Saved entries:
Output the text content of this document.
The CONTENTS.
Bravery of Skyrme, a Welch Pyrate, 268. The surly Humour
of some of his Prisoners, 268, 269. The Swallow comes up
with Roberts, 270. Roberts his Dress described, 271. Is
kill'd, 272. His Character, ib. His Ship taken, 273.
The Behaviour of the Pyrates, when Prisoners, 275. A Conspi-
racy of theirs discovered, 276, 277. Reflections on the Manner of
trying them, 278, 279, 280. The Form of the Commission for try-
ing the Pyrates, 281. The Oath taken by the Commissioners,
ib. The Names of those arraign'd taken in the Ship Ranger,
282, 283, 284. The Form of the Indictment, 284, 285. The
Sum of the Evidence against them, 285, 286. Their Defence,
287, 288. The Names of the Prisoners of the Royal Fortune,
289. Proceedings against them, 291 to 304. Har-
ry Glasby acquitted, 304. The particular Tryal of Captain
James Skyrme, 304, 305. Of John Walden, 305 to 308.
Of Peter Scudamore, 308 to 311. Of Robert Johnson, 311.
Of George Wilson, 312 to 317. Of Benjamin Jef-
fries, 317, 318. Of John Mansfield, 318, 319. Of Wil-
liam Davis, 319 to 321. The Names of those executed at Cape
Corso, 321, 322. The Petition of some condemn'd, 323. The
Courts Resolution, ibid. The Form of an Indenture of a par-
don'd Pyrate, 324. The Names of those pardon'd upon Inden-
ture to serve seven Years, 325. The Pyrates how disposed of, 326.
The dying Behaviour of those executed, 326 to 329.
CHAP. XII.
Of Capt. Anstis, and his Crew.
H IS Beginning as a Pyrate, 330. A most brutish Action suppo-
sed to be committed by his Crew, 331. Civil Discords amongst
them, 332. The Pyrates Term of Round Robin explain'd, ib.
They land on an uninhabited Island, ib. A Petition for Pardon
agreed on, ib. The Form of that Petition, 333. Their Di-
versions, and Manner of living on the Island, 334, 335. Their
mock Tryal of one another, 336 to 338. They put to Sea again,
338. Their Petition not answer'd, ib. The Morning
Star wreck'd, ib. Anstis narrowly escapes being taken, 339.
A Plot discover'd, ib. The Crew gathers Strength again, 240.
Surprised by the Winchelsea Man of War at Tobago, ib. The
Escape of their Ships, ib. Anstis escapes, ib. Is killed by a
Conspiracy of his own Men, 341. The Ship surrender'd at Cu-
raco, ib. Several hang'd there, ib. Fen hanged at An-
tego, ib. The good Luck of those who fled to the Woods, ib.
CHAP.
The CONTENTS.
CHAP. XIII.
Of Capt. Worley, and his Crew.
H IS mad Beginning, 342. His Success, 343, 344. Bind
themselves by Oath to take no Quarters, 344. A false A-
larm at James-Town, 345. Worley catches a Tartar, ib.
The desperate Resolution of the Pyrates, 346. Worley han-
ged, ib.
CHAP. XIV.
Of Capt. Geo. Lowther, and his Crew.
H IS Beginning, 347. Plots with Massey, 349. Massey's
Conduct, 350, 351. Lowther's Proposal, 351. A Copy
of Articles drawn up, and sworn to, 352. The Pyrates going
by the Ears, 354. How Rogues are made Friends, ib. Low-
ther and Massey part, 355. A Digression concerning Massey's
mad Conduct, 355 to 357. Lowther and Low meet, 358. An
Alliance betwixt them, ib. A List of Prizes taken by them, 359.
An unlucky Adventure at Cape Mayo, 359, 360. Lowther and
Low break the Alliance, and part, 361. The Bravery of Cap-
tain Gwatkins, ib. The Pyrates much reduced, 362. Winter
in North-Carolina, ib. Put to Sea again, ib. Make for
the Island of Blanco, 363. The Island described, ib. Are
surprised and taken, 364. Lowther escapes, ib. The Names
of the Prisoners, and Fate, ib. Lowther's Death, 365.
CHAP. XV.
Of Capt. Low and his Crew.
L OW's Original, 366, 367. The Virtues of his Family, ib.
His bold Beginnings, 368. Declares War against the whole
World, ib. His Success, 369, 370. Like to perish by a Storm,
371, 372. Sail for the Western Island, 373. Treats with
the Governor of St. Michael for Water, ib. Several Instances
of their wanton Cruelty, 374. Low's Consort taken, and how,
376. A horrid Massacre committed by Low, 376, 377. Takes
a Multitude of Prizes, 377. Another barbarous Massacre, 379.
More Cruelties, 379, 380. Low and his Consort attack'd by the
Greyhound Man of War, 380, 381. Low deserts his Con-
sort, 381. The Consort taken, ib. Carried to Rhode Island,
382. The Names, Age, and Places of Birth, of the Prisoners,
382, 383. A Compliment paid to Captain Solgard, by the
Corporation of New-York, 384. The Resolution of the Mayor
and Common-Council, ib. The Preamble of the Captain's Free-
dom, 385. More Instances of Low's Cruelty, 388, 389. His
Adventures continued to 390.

• PROBLEM TO WORK ON: Select the lines in this material that hold the word "Prizes", leaving none out.

• RESPONSE BELOW:
Alliance betwixt them, ib. A List of Prizes taken by them, 359.
a Multitude of Prizes, 377. Another barbarous Massacre, 379.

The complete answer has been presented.